### GIVEN EXERCISE
Reproduce all entries precisely, down to the last character.

### EXTRACTED DATA
★ ★ ★ ★ ★
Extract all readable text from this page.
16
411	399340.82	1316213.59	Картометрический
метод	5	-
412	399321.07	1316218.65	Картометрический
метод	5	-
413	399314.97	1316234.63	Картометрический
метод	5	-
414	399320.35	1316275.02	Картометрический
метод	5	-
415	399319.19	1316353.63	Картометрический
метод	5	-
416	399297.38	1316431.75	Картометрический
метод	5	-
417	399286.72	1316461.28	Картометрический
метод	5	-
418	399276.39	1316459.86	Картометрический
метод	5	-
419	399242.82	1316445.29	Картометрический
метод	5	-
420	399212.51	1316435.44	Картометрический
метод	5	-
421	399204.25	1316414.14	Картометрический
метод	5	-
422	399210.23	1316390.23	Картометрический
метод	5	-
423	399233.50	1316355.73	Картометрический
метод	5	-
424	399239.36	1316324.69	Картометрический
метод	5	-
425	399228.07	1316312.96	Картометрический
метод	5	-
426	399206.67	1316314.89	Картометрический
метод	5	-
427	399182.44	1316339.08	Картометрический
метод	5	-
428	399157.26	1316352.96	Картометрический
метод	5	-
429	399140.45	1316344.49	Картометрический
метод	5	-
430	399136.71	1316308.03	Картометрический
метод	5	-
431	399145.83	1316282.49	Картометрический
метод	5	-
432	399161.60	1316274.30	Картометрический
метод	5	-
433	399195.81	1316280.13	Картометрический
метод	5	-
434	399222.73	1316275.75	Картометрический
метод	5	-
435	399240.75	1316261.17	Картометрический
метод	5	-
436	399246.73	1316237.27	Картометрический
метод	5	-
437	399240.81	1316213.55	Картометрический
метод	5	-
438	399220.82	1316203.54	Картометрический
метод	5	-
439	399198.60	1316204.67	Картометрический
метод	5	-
★ ★ ★ ★ ★
### RESULT OF THIS TASK
Extract all readable text from this page.
16
411	399340.82	1316213.59	Картометрический
метод	5	-
412	399321.07	1316218.65	Картометрический
метод	5	-
413	399314.97	1316234.63	Картометрический
метод	5	-
414	399320.35	1316275.02	Картометрический
метод	5	-
415	399319.19	1316353.63	Картометрический
метод	5	-
416	399297.38	1316431.75	Картометрический
метод	5	-
417	399286.72	1316461.28	Картометрический
метод	5	-
418	399276.39	1316459.86	Картометрический
метод	5	-
419	399242.82	1316445.29	Картометрический
метод	5	-
420	399212.51	1316435.44	Картометрический
метод	5	-
421	399204.25	1316414.14	Картометрический
метод	5	-
422	399210.23	1316390.23	Картометрический
метод	5	-
423	399233.50	1316355.73	Картометрический
метод	5	-
424	399239.36	1316324.69	Картометрический
метод	5	-
425	399228.07	1316312.96	Картометрический
метод	5	-
426	399206.67	1316314.89	Картометрический
метод	5	-
427	399182.44	1316339.08	Картометрический
метод	5	-
428	399157.26	1316352.96	Картометрический
метод	5	-
429	399140.45	1316344.49	Картометрический
метод	5	-
430	399136.71	1316308.03	Картометрический
метод	5	-
431	399145.83	1316282.49	Картометрический
метод	5	-
432	399161.60	1316274.30	Картометрический
метод	5	-
433	399195.81	1316280.13	Картометрический
метод	5	-
434	399222.73	1316275.75	Картометрический
метод	5	-
435	399240.75	1316261.17	Картометрический
метод	5	-
436	399246.73	1316237.27	Картометрический
метод	5	-
437	399240.81	1316213.55	Картометрический
метод	5	-
438	399220.82	1316203.54	Картометрический
метод	5	-
439	399198.60	1316204.67	Картометрический
метод	5	-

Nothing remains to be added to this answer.